### Extracted information
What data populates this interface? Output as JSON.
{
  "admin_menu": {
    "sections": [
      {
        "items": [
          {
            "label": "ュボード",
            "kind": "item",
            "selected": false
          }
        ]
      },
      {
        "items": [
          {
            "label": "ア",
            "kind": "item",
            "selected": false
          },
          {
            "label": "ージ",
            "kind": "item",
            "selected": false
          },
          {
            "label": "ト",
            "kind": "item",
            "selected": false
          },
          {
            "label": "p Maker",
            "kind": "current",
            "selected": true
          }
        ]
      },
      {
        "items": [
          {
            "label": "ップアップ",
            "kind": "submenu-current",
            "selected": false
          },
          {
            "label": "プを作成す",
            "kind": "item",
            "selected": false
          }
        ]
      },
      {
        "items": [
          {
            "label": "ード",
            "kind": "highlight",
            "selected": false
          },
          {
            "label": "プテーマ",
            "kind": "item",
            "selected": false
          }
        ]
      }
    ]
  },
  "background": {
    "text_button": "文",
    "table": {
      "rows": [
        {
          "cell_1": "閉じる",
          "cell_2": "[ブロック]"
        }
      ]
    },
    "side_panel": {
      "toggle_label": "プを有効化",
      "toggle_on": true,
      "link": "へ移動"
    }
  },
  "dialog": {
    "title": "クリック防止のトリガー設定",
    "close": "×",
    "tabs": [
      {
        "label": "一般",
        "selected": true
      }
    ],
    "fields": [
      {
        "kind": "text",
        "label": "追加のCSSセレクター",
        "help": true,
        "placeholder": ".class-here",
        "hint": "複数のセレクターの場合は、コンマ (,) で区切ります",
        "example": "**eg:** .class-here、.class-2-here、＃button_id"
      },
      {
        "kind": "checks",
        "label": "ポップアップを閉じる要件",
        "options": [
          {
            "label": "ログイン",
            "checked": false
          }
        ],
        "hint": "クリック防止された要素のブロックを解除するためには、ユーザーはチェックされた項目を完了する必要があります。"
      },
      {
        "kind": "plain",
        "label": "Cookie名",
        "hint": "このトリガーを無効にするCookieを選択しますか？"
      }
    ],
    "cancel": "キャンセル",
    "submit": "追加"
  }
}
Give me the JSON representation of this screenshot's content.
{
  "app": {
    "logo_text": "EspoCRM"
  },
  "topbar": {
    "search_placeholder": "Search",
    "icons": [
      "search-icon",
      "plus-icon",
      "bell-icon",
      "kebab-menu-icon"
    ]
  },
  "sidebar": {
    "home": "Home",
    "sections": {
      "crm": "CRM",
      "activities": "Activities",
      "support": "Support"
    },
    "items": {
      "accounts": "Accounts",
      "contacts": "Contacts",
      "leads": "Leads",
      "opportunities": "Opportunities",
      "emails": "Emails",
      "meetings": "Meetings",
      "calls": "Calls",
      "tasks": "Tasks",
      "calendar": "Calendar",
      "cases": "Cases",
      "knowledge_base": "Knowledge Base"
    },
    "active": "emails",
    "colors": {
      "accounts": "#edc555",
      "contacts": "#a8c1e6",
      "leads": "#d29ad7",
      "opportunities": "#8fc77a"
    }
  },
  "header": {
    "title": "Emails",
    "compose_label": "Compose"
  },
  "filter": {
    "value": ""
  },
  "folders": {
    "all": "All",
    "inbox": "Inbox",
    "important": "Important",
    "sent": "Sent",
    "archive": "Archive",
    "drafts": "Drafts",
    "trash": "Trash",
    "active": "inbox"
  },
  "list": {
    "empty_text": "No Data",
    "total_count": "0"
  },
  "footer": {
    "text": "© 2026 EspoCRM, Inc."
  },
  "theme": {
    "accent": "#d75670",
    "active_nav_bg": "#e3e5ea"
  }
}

### Written request
Print only the lines from the one with "Give me the" to the end of the records, both included.

### Full output
Give me the JSON representation of this screenshot's content.
{
  "app": {
    "logo_text": "EspoCRM"
  },
  "topbar": {
    "search_placeholder": "Search",
    "icons": [
      "search-icon",
      "plus-icon",
      "bell-icon",
      "kebab-menu-icon"
    ]
  },
  "sidebar": {
    "home": "Home",
    "sections": {
      "crm": "CRM",
      "activities": "Activities",
      "support": "Support"
    },
    "items": {
      "accounts": "Accounts",
      "contacts": "Contacts",
      "leads": "Leads",
      "opportunities": "Opportunities",
      "emails": "Emails",
      "meetings": "Meetings",
      "calls": "Calls",
      "tasks": "Tasks",
      "calendar": "Calendar",
      "cases": "Cases",
      "knowledge_base": "Knowledge Base"
    },
    "active": "emails",
    "colors": {
      "accounts": "#edc555",
      "contacts": "#a8c1e6",
      "leads": "#d29ad7",
      "opportunities": "#8fc77a"
    }
  },
  "header": {
    "title": "Emails",
    "compose_label": "Compose"
  },
  "filter": {
    "value": ""
  },
  "folders": {
    "all": "All",
    "inbox": "Inbox",
    "important": "Important",
    "sent": "Sent",
    "archive": "Archive",
    "drafts": "Drafts",
    "trash": "Trash",
    "active": "inbox"
  },
  "list": {
    "empty_text": "No Data",
    "total_count": "0"
  },
  "footer": {
    "text": "© 2026 EspoCRM, Inc."
  },
  "theme": {
    "accent": "#d75670",
    "active_nav_bg": "#e3e5ea"
  }
}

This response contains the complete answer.